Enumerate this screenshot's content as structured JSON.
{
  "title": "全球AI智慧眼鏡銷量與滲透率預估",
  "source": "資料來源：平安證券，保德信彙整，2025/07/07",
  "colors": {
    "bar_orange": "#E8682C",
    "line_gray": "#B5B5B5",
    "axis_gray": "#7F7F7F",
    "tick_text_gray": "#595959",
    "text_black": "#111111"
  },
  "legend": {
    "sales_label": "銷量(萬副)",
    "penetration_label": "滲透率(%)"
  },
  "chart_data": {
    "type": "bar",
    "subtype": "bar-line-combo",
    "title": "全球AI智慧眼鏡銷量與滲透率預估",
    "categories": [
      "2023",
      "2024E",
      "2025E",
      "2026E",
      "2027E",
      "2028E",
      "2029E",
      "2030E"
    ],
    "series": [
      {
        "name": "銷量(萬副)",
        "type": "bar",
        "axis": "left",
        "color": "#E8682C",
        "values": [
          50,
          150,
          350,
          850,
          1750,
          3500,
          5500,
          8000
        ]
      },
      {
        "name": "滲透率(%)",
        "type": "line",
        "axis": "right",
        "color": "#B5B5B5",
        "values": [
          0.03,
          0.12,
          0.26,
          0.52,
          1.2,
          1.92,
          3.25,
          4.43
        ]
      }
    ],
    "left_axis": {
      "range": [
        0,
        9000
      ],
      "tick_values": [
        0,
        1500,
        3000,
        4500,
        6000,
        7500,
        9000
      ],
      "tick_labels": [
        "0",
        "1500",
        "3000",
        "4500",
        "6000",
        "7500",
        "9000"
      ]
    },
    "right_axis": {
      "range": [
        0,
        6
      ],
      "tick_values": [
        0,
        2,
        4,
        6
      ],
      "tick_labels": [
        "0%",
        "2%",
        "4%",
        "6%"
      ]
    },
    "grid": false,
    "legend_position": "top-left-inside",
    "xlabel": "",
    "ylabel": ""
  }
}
==*==
_What to do:_
Every line above should be written out again exactly as it stands.

_Solution:_
Enumerate this screenshot's content as structured JSON.
{
  "title": "全球AI智慧眼鏡銷量與滲透率預估",
  "source": "資料來源：平安證券，保德信彙整，2025/07/07",
  "colors": {
    "bar_orange": "#E8682C",
    "line_gray": "#B5B5B5",
    "axis_gray": "#7F7F7F",
    "tick_text_gray": "#595959",
    "text_black": "#111111"
  },
  "legend": {
    "sales_label": "銷量(萬副)",
    "penetration_label": "滲透率(%)"
  },
  "chart_data": {
    "type": "bar",
    "subtype": "bar-line-combo",
    "title": "全球AI智慧眼鏡銷量與滲透率預估",
    "categories": [
      "2023",
      "2024E",
      "2025E",
      "2026E",
      "2027E",
      "2028E",
      "2029E",
      "2030E"
    ],
    "series": [
      {
        "name": "銷量(萬副)",
        "type": "bar",
        "axis": "left",
        "color": "#E8682C",
        "values": [
          50,
          150,
          350,
          850,
          1750,
          3500,
          5500,
          8000
        ]
      },
      {
        "name": "滲透率(%)",
        "type": "line",
        "axis": "right",
        "color": "#B5B5B5",
        "values": [
          0.03,
          0.12,
          0.26,
          0.52,
          1.2,
          1.92,
          3.25,
          4.43
        ]
      }
    ],
    "left_axis": {
      "range": [
        0,
        9000
      ],
      "tick_values": [
        0,
        1500,
        3000,
        4500,
        6000,
        7500,
        9000
      ],
      "tick_labels": [
        "0",
        "1500",
        "3000",
        "4500",
        "6000",
        "7500",
        "9000"
      ]
    },
    "right_axis": {
      "range": [
        0,
        6
      ],
      "tick_values": [
        0,
        2,
        4,
        6
      ],
      "tick_labels": [
        "0%",
        "2%",
        "4%",
        "6%"
      ]
    },
    "grid": false,
    "legend_position": "top-left-inside",
    "xlabel": "",
    "ylabel": ""
  }
}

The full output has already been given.